→ AVAILABLE RECORDS:
>> Begin
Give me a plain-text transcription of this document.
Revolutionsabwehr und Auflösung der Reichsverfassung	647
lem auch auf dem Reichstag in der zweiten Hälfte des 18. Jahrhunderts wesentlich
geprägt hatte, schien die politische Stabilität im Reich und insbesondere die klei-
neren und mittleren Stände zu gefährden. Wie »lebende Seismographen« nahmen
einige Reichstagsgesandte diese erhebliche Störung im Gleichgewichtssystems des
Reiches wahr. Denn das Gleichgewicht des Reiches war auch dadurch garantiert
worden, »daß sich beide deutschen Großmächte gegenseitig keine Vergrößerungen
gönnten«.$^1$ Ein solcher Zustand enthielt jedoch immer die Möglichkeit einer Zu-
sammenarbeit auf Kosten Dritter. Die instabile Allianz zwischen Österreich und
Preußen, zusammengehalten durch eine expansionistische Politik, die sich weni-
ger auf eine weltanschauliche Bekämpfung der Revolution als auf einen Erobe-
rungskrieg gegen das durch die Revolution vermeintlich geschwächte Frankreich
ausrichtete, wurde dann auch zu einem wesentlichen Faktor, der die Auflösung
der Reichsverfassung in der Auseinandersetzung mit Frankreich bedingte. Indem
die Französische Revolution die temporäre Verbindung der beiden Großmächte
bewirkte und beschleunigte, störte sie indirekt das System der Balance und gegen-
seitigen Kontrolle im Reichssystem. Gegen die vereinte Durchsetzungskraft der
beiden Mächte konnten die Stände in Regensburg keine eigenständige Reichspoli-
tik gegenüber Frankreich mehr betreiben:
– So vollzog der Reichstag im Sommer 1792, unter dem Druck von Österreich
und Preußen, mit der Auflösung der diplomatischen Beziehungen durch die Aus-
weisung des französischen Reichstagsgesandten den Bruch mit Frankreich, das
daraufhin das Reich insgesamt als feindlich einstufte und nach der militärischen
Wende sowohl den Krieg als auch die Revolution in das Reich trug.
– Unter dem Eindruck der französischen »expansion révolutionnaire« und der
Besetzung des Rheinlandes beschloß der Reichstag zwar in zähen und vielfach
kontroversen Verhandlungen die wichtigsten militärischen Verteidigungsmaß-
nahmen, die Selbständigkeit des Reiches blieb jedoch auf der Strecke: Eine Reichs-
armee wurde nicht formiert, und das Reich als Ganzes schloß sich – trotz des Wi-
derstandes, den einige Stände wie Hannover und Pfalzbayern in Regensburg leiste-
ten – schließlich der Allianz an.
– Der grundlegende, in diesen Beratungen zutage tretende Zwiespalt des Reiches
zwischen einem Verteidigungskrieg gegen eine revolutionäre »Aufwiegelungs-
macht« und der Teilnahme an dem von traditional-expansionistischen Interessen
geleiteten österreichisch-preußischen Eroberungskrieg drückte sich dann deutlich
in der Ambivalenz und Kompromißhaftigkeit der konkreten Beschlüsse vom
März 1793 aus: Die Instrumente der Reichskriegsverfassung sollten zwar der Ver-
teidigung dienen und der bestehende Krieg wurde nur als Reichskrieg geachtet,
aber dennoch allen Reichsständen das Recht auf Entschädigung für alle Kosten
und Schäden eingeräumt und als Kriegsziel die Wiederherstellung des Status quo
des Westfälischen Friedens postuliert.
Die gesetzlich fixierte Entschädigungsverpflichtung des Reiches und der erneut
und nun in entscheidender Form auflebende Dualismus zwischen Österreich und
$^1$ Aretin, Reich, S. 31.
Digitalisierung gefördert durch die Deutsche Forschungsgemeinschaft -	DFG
>> End
→ WHAT IS REQUIRED:
Check every line of the material for the string "Frankreich" and give the number of lines that have it, without anything else.

→ ANSWER BELOW:
4